Repeat all of the data precisely.
□ □ □
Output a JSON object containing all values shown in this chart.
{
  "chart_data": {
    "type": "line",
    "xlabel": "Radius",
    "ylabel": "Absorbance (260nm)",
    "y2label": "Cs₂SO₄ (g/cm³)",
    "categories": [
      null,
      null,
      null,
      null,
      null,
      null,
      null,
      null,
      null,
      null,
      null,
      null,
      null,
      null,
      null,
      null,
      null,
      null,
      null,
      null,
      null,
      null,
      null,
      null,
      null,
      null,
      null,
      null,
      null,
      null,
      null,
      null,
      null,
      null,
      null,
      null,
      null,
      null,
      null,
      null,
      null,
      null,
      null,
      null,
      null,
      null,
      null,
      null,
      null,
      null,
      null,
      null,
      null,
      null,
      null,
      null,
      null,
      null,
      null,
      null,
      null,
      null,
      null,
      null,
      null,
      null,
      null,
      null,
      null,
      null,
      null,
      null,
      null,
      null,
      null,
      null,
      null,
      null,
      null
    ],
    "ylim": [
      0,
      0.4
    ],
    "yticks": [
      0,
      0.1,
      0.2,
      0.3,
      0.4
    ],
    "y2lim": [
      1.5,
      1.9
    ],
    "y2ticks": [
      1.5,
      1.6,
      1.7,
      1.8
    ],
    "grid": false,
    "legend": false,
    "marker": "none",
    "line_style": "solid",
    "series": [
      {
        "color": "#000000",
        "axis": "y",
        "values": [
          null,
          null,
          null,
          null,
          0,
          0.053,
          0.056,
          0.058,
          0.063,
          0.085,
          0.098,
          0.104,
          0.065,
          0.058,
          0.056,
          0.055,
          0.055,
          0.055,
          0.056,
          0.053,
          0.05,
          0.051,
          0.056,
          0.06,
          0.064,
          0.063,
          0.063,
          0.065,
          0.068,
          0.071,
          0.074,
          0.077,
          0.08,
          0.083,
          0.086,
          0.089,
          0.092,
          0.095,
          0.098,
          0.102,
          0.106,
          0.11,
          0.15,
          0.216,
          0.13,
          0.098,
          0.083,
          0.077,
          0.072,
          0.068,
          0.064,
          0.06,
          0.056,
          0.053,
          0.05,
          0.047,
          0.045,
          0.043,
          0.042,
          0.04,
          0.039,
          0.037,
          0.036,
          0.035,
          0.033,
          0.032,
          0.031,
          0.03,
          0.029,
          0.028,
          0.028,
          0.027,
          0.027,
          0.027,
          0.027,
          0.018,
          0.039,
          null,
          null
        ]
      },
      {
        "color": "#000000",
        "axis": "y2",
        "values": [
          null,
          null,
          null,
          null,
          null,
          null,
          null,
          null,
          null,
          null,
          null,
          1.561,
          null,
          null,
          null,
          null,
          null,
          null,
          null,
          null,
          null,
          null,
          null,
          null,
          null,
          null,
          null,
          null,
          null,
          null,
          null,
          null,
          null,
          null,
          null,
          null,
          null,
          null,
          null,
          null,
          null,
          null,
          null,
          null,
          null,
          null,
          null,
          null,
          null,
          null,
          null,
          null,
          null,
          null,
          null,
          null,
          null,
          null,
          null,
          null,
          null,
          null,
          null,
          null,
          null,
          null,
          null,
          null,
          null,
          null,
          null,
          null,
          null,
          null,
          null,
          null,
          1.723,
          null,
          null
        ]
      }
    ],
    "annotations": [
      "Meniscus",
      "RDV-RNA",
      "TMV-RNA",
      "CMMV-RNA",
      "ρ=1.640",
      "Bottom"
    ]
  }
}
□ □ □
## TASK OUTPUT
Output a JSON object containing all values shown in this chart.
{
  "chart_data": {
    "type": "line",
    "xlabel": "Radius",
    "ylabel": "Absorbance (260nm)",
    "y2label": "Cs₂SO₄ (g/cm³)",
    "categories": [
      null,
      null,
      null,
      null,
      null,
      null,
      null,
      null,
      null,
      null,
      null,
      null,
      null,
      null,
      null,
      null,
      null,
      null,
      null,
      null,
      null,
      null,
      null,
      null,
      null,
      null,
      null,
      null,
      null,
      null,
      null,
      null,
      null,
      null,
      null,
      null,
      null,
      null,
      null,
      null,
      null,
      null,
      null,
      null,
      null,
      null,
      null,
      null,
      null,
      null,
      null,
      null,
      null,
      null,
      null,
      null,
      null,
      null,
      null,
      null,
      null,
      null,
      null,
      null,
      null,
      null,
      null,
      null,
      null,
      null,
      null,
      null,
      null,
      null,
      null,
      null,
      null,
      null,
      null
    ],
    "ylim": [
      0,
      0.4
    ],
    "yticks": [
      0,
      0.1,
      0.2,
      0.3,
      0.4
    ],
    "y2lim": [
      1.5,
      1.9
    ],
    "y2ticks": [
      1.5,
      1.6,
      1.7,
      1.8
    ],
    "grid": false,
    "legend": false,
    "marker": "none",
    "line_style": "solid",
    "series": [
      {
        "color": "#000000",
        "axis": "y",
        "values": [
          null,
          null,
          null,
          null,
          0,
          0.053,
          0.056,
          0.058,
          0.063,
          0.085,
          0.098,
          0.104,
          0.065,
          0.058,
          0.056,
          0.055,
          0.055,
          0.055,
          0.056,
          0.053,
          0.05,
          0.051,
          0.056,
          0.06,
          0.064,
          0.063,
          0.063,
          0.065,
          0.068,
          0.071,
          0.074,
          0.077,
          0.08,
          0.083,
          0.086,
          0.089,
          0.092,
          0.095,
          0.098,
          0.102,
          0.106,
          0.11,
          0.15,
          0.216,
          0.13,
          0.098,
          0.083,
          0.077,
          0.072,
          0.068,
          0.064,
          0.06,
          0.056,
          0.053,
          0.05,
          0.047,
          0.045,
          0.043,
          0.042,
          0.04,
          0.039,
          0.037,
          0.036,
          0.035,
          0.033,
          0.032,
          0.031,
          0.03,
          0.029,
          0.028,
          0.028,
          0.027,
          0.027,
          0.027,
          0.027,
          0.018,
          0.039,
          null,
          null
        ]
      },
      {
        "color": "#000000",
        "axis": "y2",
        "values": [
          null,
          null,
          null,
          null,
          null,
          null,
          null,
          null,
          null,
          null,
          null,
          1.561,
          null,
          null,
          null,
          null,
          null,
          null,
          null,
          null,
          null,
          null,
          null,
          null,
          null,
          null,
          null,
          null,
          null,
          null,
          null,
          null,
          null,
          null,
          null,
          null,
          null,
          null,
          null,
          null,
          null,
          null,
          null,
          null,
          null,
          null,
          null,
          null,
          null,
          null,
          null,
          null,
          null,
          null,
          null,
          null,
          null,
          null,
          null,
          null,
          null,
          null,
          null,
          null,
          null,
          null,
          null,
          null,
          null,
          null,
          null,
          null,
          null,
          null,
          null,
          null,
          1.723,
          null,
          null
        ]
      }
    ],
    "annotations": [
      "Meniscus",
      "RDV-RNA",
      "TMV-RNA",
      "CMMV-RNA",
      "ρ=1.640",
      "Bottom"
    ]
  }
}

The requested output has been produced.